The records should be written out in full, with nothing altered.

━━━━━ Records provided ━━━━━

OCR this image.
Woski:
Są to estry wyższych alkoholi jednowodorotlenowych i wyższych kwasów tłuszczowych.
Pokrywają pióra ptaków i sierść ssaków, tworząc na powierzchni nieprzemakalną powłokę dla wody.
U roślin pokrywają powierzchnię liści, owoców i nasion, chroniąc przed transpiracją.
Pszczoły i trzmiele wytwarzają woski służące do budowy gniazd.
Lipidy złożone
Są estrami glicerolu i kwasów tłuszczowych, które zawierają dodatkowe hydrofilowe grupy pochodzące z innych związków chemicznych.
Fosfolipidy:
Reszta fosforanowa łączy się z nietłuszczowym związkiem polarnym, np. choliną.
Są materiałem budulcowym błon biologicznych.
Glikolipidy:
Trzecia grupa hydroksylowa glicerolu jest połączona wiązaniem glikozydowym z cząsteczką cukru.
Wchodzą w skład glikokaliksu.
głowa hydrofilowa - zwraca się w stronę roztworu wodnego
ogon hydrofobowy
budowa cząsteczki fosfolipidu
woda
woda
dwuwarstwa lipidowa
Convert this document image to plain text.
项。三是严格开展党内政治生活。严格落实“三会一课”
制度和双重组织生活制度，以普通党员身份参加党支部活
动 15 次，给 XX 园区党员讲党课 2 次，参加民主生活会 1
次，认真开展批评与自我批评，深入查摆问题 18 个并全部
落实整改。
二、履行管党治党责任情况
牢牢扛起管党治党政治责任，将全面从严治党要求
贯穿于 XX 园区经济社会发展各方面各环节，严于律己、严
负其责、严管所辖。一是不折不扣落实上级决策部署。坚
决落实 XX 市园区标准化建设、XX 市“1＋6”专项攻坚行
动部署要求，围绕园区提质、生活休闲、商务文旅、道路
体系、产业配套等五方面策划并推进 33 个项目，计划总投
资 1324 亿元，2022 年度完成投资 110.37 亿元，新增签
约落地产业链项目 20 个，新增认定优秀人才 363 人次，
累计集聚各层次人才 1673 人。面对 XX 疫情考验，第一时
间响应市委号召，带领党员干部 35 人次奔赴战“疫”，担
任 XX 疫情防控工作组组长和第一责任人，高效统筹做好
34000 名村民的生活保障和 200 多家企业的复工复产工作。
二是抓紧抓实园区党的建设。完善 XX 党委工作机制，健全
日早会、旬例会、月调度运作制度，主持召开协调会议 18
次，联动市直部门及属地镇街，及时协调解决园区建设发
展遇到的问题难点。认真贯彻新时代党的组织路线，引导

━━━━━

▸ Problem solution:
OCR this image.
Woski:
Są to estry wyższych alkoholi jednowodorotlenowych i wyższych kwasów tłuszczowych.
Pokrywają pióra ptaków i sierść ssaków, tworząc na powierzchni nieprzemakalną powłokę dla wody.
U roślin pokrywają powierzchnię liści, owoców i nasion, chroniąc przed transpiracją.
Pszczoły i trzmiele wytwarzają woski służące do budowy gniazd.
Lipidy złożone
Są estrami glicerolu i kwasów tłuszczowych, które zawierają dodatkowe hydrofilowe grupy pochodzące z innych związków chemicznych.
Fosfolipidy:
Reszta fosforanowa łączy się z nietłuszczowym związkiem polarnym, np. choliną.
Są materiałem budulcowym błon biologicznych.
Glikolipidy:
Trzecia grupa hydroksylowa glicerolu jest połączona wiązaniem glikozydowym z cząsteczką cukru.
Wchodzą w skład glikokaliksu.
głowa hydrofilowa - zwraca się w stronę roztworu wodnego
ogon hydrofobowy
budowa cząsteczki fosfolipidu
woda
woda
dwuwarstwa lipidowa
Convert this document image to plain text.
项。三是严格开展党内政治生活。严格落实“三会一课”
制度和双重组织生活制度，以普通党员身份参加党支部活
动 15 次，给 XX 园区党员讲党课 2 次，参加民主生活会 1
次，认真开展批评与自我批评，深入查摆问题 18 个并全部
落实整改。
二、履行管党治党责任情况
牢牢扛起管党治党政治责任，将全面从严治党要求
贯穿于 XX 园区经济社会发展各方面各环节，严于律己、严
负其责、严管所辖。一是不折不扣落实上级决策部署。坚
决落实 XX 市园区标准化建设、XX 市“1＋6”专项攻坚行
动部署要求，围绕园区提质、生活休闲、商务文旅、道路
体系、产业配套等五方面策划并推进 33 个项目，计划总投
资 1324 亿元，2022 年度完成投资 110.37 亿元，新增签
约落地产业链项目 20 个，新增认定优秀人才 363 人次，
累计集聚各层次人才 1673 人。面对 XX 疫情考验，第一时
间响应市委号召，带领党员干部 35 人次奔赴战“疫”，担
任 XX 疫情防控工作组组长和第一责任人，高效统筹做好
34000 名村民的生活保障和 200 多家企业的复工复产工作。
二是抓紧抓实园区党的建设。完善 XX 党委工作机制，健全
日早会、旬例会、月调度运作制度，主持召开协调会议 18
次，联动市直部门及属地镇街，及时协调解决园区建设发
展遇到的问题难点。认真贯彻新时代党的组织路线，引导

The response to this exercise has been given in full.